__Written exercise__: Restate the whole listing word for word. Pictures are left out.

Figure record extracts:
──────────────────────────────

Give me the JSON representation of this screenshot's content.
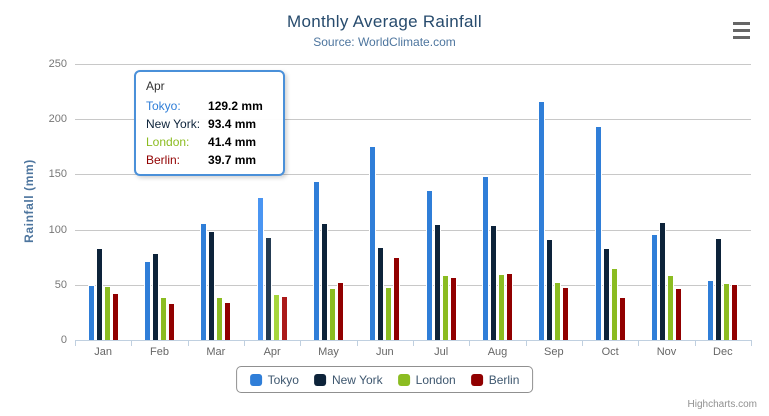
{
  "chart_data": {
    "type": "bar",
    "title": "Monthly Average Rainfall",
    "subtitle": "Source: WorldClimate.com",
    "xlabel": "",
    "ylabel": "Rainfall (mm)",
    "ylim": [
      0,
      250
    ],
    "y_ticks": [
      0,
      50,
      100,
      150,
      200,
      250
    ],
    "grid": true,
    "legend_position": "bottom",
    "hovered_category": "Apr",
    "categories": [
      "Jan",
      "Feb",
      "Mar",
      "Apr",
      "May",
      "Jun",
      "Jul",
      "Aug",
      "Sep",
      "Oct",
      "Nov",
      "Dec"
    ],
    "series": [
      {
        "name": "Tokyo",
        "color": "#2f7ed8",
        "hover_color": "#4a95f2",
        "values": [
          49.9,
          71.5,
          106.4,
          129.2,
          144.0,
          176.0,
          135.6,
          148.5,
          216.4,
          194.1,
          95.6,
          54.4
        ]
      },
      {
        "name": "New York",
        "color": "#0d233a",
        "hover_color": "#253c53",
        "values": [
          83.6,
          78.8,
          98.5,
          93.4,
          106.0,
          84.5,
          105.0,
          104.3,
          91.2,
          83.5,
          106.6,
          92.3
        ]
      },
      {
        "name": "London",
        "color": "#8bbc21",
        "hover_color": "#a5d63b",
        "values": [
          48.9,
          38.8,
          39.3,
          41.4,
          47.0,
          48.3,
          59.0,
          59.6,
          52.4,
          65.2,
          59.3,
          51.2
        ]
      },
      {
        "name": "Berlin",
        "color": "#910000",
        "hover_color": "#ab1a1a",
        "values": [
          42.4,
          33.2,
          34.5,
          39.7,
          52.6,
          75.5,
          57.4,
          60.4,
          47.6,
          39.1,
          46.8,
          51.1
        ]
      }
    ]
  },
  "tooltip": {
    "header": "Apr",
    "border_color": "#4a90d9",
    "rows": [
      {
        "label": "Tokyo:",
        "value": "129.2 mm",
        "color": "#2f7ed8"
      },
      {
        "label": "New York:",
        "value": "93.4 mm",
        "color": "#0d233a"
      },
      {
        "label": "London:",
        "value": "41.4 mm",
        "color": "#8bbc21"
      },
      {
        "label": "Berlin:",
        "value": "39.7 mm",
        "color": "#910000"
      }
    ]
  },
  "credits": {
    "text": "Highcharts.com"
  },
  "menu": {
    "icon": "hamburger-icon"
  }
}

──────────────────────────────

__Worked answer__:
Give me the JSON representation of this screenshot's content.
{
  "chart_data": {
    "type": "bar",
    "title": "Monthly Average Rainfall",
    "subtitle": "Source: WorldClimate.com",
    "xlabel": "",
    "ylabel": "Rainfall (mm)",
    "ylim": [
      0,
      250
    ],
    "y_ticks": [
      0,
      50,
      100,
      150,
      200,
      250
    ],
    "grid": true,
    "legend_position": "bottom",
    "hovered_category": "Apr",
    "categories": [
      "Jan",
      "Feb",
      "Mar",
      "Apr",
      "May",
      "Jun",
      "Jul",
      "Aug",
      "Sep",
      "Oct",
      "Nov",
      "Dec"
    ],
    "series": [
      {
        "name": "Tokyo",
        "color": "#2f7ed8",
        "hover_color": "#4a95f2",
        "values": [
          49.9,
          71.5,
          106.4,
          129.2,
          144.0,
          176.0,
          135.6,
          148.5,
          216.4,
          194.1,
          95.6,
          54.4
        ]
      },
      {
        "name": "New York",
        "color": "#0d233a",
        "hover_color": "#253c53",
        "values": [
          83.6,
          78.8,
          98.5,
          93.4,
          106.0,
          84.5,
          105.0,
          104.3,
          91.2,
          83.5,
          106.6,
          92.3
        ]
      },
      {
        "name": "London",
        "color": "#8bbc21",
        "hover_color": "#a5d63b",
        "values": [
          48.9,
          38.8,
          39.3,
          41.4,
          47.0,
          48.3,
          59.0,
          59.6,
          52.4,
          65.2,
          59.3,
          51.2
        ]
      },
      {
        "name": "Berlin",
        "color": "#910000",
        "hover_color": "#ab1a1a",
        "values": [
          42.4,
          33.2,
          34.5,
          39.7,
          52.6,
          75.5,
          57.4,
          60.4,
          47.6,
          39.1,
          46.8,
          51.1
        ]
      }
    ]
  },
  "tooltip": {
    "header": "Apr",
    "border_color": "#4a90d9",
    "rows": [
      {
        "label": "Tokyo:",
        "value": "129.2 mm",
        "color": "#2f7ed8"
      },
      {
        "label": "New York:",
        "value": "93.4 mm",
        "color": "#0d233a"
      },
      {
        "label": "London:",
        "value": "41.4 mm",
        "color": "#8bbc21"
      },
      {
        "label": "Berlin:",
        "value": "39.7 mm",
        "color": "#910000"
      }
    ]
  },
  "credits": {
    "text": "Highcharts.com"
  },
  "menu": {
    "icon": "hamburger-icon"
  }
}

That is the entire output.